▶ **Your task**:
Locate all lines with the word "readable". Copy them.

▶ **Provided data**:

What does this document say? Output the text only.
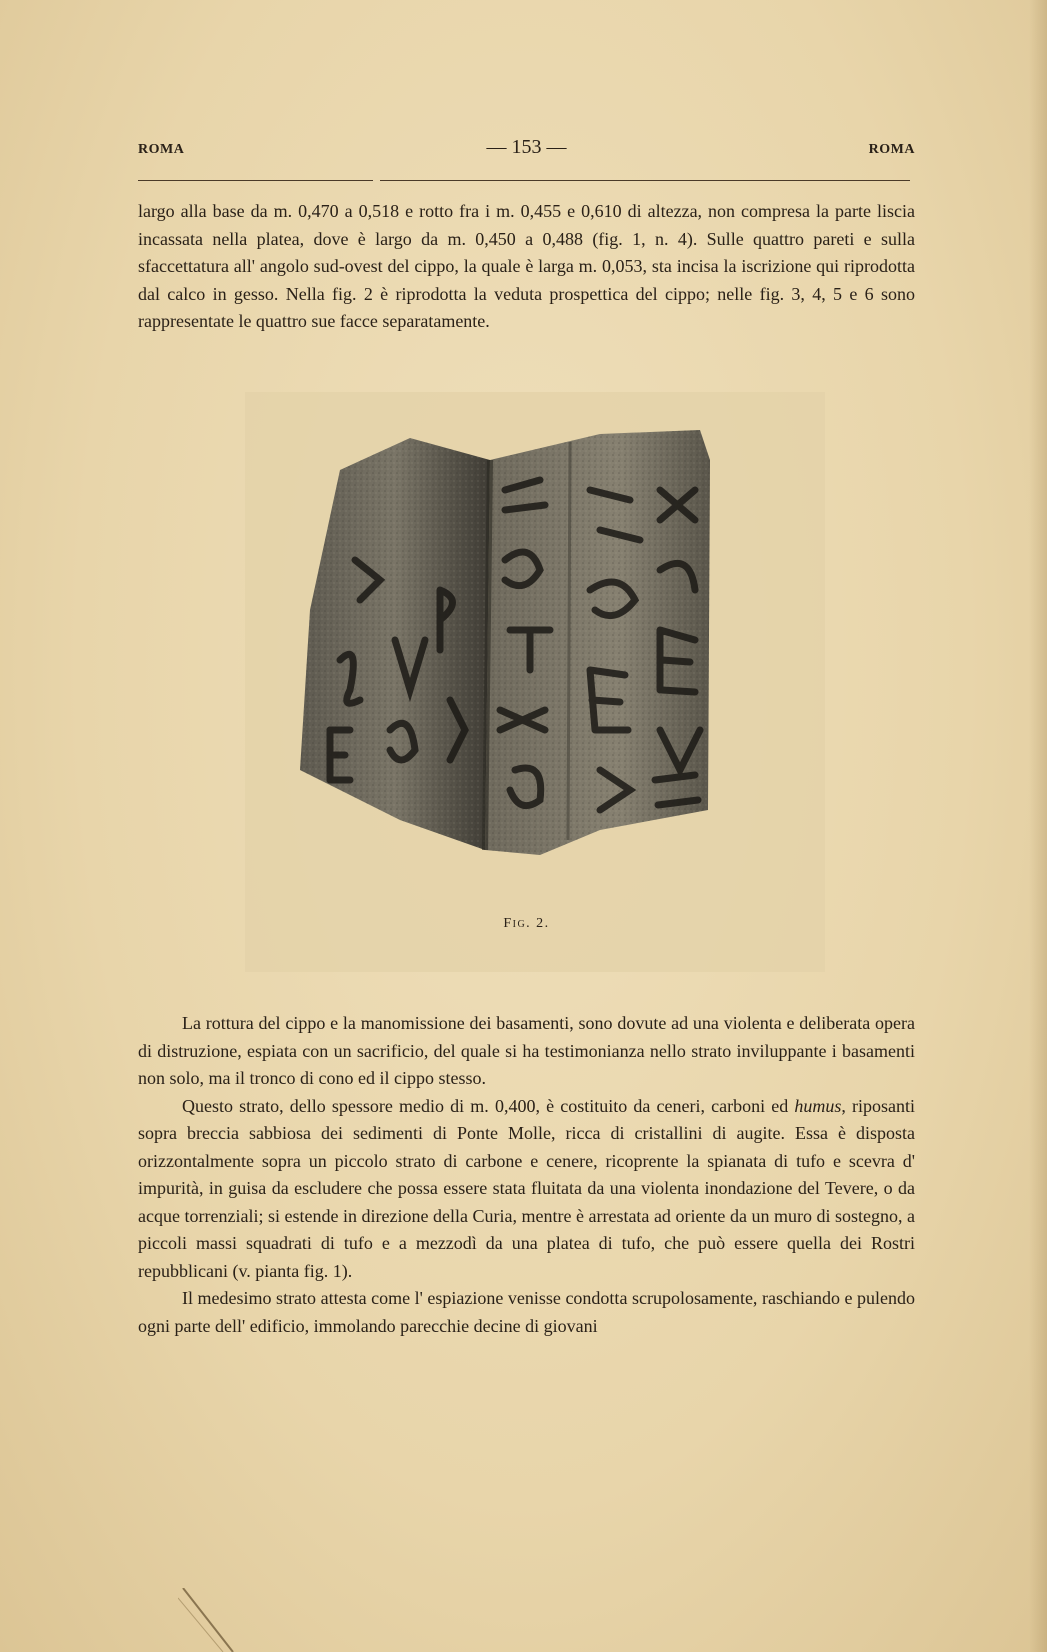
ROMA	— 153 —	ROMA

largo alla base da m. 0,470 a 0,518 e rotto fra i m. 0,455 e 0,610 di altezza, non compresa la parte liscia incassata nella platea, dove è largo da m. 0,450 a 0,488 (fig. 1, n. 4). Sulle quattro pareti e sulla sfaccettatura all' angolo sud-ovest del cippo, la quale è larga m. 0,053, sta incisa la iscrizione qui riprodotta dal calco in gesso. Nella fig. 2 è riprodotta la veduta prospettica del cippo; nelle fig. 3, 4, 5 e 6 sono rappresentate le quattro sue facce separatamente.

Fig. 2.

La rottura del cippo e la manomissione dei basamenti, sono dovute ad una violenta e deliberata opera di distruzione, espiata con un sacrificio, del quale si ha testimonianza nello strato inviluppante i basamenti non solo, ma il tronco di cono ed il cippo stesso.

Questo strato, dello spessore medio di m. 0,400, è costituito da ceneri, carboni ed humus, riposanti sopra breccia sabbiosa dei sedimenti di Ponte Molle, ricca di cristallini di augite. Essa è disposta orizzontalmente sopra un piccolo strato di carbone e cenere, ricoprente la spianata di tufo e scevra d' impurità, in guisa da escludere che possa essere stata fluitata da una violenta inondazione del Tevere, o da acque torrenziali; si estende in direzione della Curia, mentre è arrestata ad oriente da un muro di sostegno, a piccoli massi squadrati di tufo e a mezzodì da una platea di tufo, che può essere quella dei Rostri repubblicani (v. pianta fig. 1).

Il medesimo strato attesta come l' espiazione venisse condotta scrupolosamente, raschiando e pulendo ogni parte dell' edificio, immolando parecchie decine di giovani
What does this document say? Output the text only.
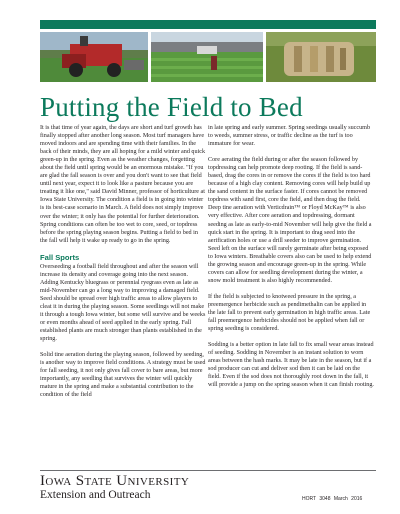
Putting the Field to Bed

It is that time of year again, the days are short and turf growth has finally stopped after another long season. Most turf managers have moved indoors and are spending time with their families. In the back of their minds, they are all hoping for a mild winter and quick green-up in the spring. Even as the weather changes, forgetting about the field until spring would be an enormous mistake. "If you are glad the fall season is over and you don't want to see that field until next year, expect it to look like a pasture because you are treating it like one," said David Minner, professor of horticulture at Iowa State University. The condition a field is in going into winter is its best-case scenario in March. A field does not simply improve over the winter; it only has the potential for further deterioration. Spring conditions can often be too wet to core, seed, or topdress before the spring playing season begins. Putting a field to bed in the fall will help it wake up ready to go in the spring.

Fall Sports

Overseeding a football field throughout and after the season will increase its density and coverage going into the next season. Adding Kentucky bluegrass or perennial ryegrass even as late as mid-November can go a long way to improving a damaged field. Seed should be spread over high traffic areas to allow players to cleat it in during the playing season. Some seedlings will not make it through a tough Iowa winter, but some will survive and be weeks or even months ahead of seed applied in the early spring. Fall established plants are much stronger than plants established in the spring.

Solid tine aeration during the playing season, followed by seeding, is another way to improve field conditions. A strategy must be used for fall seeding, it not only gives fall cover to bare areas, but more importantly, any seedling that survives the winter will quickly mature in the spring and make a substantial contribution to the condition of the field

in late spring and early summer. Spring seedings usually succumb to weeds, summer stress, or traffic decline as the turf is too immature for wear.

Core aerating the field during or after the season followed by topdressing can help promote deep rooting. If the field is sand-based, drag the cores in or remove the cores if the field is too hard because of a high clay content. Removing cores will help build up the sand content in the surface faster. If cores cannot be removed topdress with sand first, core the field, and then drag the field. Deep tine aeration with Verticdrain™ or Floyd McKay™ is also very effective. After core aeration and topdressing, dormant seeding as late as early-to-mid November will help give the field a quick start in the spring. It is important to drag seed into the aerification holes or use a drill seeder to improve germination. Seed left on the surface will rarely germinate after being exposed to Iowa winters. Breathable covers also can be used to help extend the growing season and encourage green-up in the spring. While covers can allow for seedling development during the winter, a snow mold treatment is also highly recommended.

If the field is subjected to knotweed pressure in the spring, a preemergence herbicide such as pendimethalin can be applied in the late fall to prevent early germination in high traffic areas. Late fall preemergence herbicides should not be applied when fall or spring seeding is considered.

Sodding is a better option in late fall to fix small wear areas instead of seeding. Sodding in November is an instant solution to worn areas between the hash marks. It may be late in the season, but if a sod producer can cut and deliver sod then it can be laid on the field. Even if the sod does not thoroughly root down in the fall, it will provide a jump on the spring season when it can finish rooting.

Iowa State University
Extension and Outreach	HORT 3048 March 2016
---
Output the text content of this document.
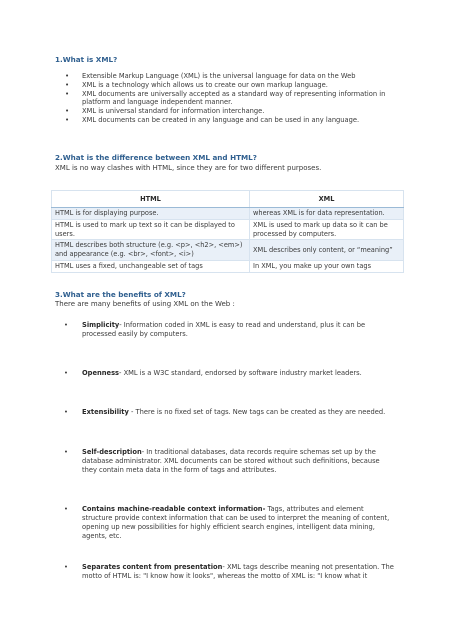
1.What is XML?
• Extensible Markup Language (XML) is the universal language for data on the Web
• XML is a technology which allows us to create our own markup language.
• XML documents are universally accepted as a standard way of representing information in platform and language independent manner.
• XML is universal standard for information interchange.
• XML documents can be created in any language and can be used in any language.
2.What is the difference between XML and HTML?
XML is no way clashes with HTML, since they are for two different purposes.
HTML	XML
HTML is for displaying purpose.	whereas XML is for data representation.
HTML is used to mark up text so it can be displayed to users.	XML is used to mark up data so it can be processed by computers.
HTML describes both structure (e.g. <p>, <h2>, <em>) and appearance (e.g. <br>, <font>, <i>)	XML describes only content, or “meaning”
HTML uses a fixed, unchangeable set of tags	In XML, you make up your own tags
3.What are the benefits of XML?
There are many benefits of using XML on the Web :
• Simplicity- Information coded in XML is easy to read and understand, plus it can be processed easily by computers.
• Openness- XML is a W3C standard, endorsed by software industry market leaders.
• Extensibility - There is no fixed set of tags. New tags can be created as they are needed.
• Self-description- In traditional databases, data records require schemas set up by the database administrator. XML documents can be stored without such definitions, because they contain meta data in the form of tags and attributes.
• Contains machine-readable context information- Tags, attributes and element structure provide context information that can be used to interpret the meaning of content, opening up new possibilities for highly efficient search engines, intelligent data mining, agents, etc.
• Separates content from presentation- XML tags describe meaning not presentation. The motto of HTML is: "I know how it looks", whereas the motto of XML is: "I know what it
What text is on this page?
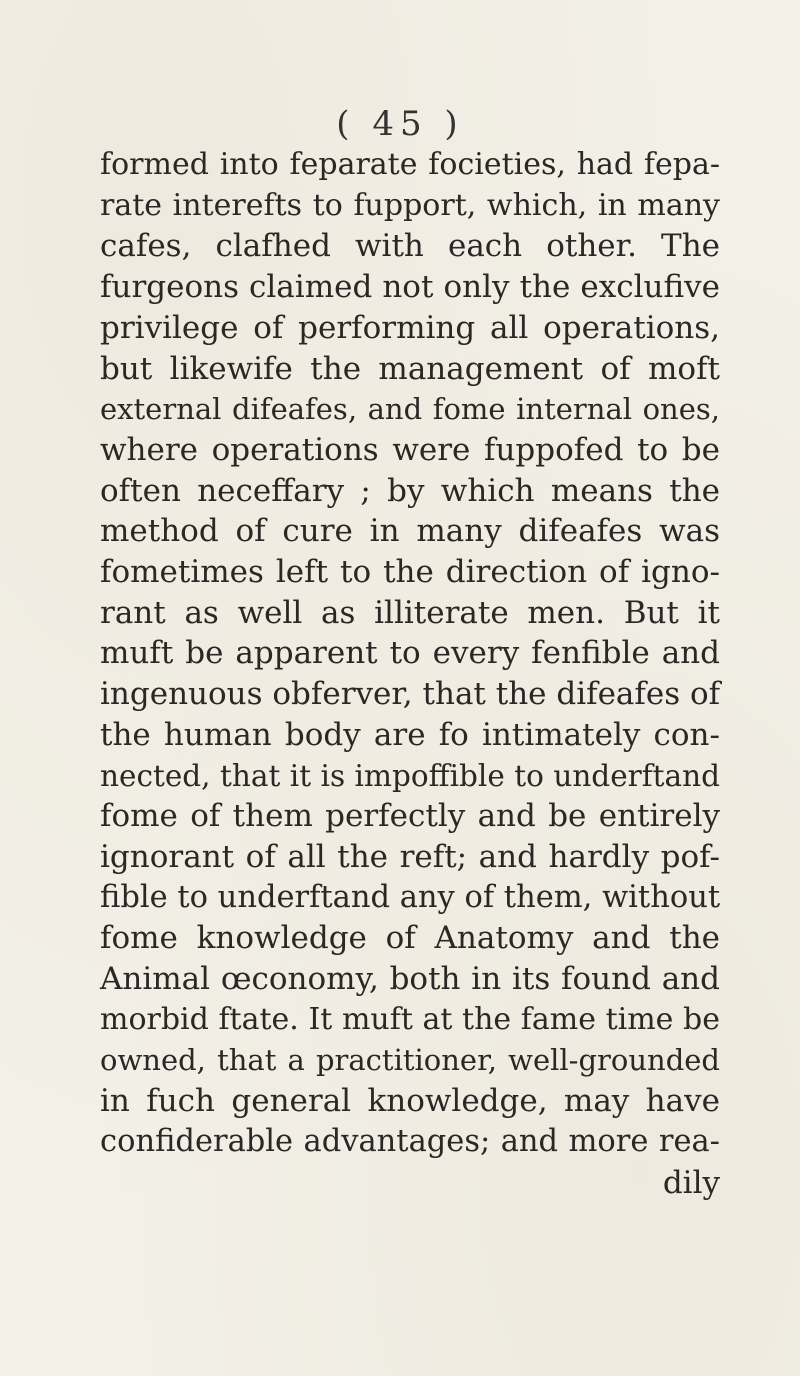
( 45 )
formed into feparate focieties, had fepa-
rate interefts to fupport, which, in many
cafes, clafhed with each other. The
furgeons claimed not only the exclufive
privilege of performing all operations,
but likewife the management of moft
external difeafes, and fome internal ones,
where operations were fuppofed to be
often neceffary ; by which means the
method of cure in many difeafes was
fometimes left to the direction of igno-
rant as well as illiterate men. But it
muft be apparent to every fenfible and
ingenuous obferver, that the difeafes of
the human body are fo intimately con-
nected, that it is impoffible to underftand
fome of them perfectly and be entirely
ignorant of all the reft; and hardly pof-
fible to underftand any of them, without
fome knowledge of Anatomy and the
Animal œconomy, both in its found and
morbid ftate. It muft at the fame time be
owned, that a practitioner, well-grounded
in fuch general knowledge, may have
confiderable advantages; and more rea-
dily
---
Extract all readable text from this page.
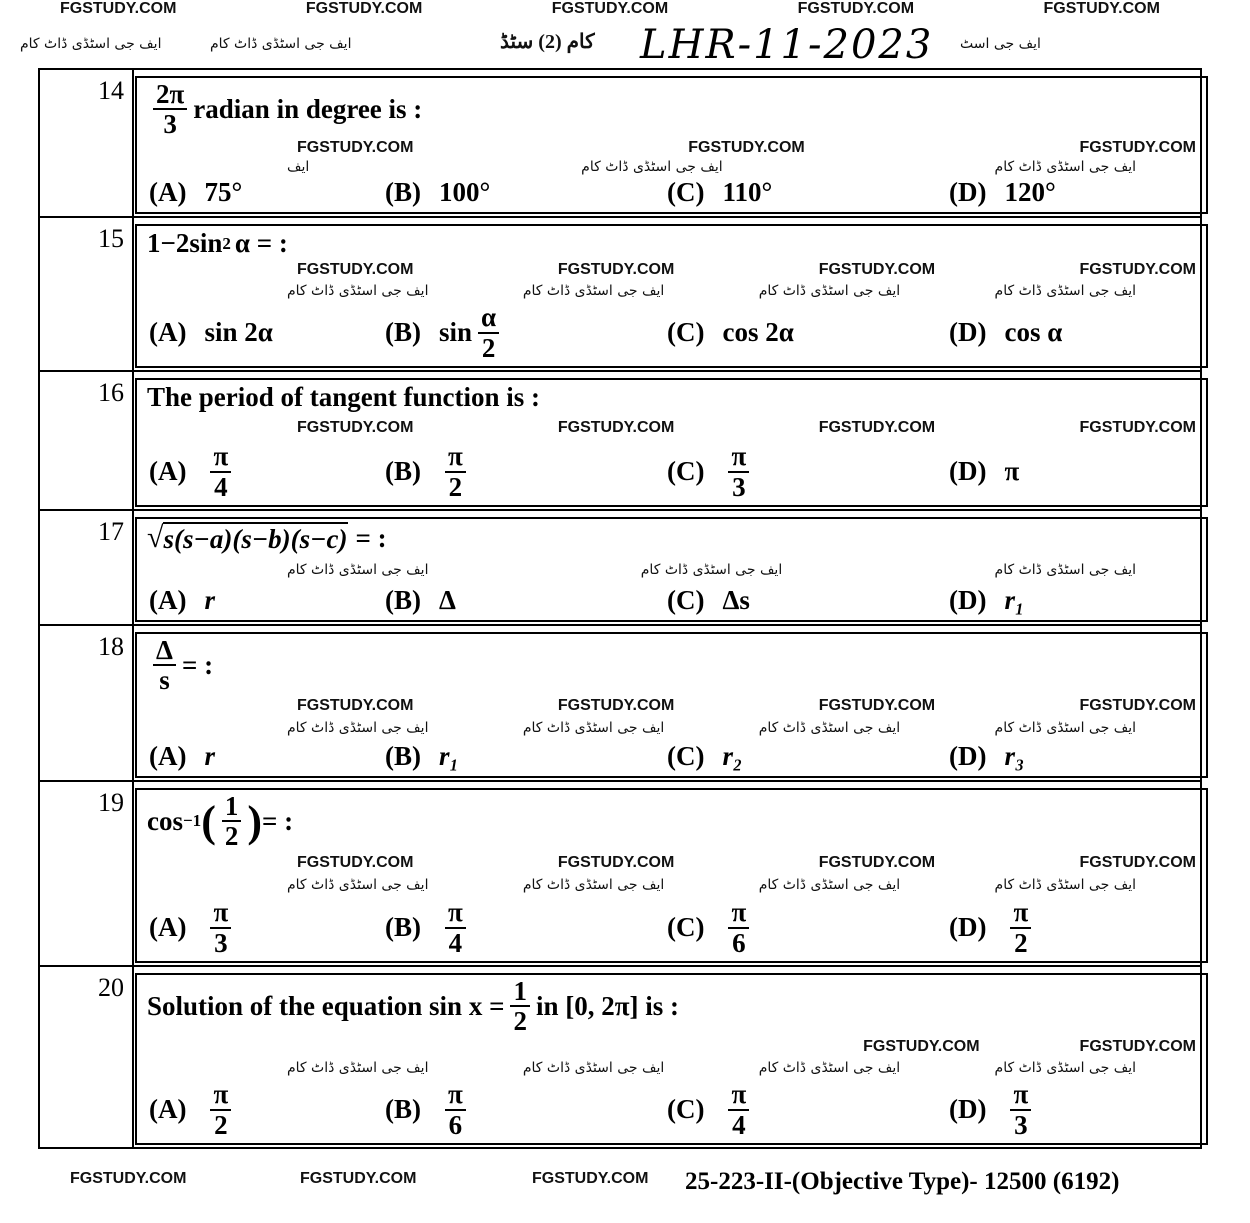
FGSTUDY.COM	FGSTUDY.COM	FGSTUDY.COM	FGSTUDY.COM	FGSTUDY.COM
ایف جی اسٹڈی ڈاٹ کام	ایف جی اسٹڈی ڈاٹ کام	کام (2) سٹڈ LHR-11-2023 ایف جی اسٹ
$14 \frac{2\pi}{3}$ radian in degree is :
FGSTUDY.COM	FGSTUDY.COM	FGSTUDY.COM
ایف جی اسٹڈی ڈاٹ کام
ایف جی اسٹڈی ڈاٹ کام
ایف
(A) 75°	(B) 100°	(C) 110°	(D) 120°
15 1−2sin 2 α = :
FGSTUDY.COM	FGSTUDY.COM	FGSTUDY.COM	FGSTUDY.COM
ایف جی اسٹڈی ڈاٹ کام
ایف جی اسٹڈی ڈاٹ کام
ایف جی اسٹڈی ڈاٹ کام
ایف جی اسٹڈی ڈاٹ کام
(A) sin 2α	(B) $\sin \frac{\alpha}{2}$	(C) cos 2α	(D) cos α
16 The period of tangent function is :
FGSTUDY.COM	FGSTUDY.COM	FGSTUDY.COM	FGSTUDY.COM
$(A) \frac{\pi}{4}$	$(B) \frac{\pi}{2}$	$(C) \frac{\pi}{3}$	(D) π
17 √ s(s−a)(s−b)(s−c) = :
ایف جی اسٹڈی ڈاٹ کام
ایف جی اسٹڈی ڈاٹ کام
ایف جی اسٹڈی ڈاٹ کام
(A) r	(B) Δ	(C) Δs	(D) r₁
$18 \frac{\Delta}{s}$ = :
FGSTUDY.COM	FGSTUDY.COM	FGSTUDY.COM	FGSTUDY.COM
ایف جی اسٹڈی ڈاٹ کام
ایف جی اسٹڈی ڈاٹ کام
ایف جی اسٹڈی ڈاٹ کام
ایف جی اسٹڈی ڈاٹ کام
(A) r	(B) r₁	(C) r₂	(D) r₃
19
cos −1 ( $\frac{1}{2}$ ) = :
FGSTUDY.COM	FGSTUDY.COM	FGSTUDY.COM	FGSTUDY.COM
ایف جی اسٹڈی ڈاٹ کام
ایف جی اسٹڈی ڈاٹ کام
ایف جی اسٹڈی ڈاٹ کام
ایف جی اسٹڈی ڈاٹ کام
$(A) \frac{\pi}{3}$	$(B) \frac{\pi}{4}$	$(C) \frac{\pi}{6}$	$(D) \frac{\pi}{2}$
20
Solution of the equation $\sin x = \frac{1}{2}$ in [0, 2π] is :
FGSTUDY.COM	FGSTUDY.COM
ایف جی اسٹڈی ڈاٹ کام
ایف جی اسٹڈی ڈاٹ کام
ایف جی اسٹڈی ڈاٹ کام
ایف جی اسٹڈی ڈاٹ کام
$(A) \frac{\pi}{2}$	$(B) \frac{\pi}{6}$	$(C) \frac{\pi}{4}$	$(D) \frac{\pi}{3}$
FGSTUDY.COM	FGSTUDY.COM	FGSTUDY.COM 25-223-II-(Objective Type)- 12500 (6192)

▶ **Answer for the task**:
• Contains machine-readable context information- Tags, attributes and element structure provide context information that can be used to interpret the meaning of content, opening up new possibilities for highly efficient search engines, intelligent data mining, agents, etc.
Extract all readable text from this page.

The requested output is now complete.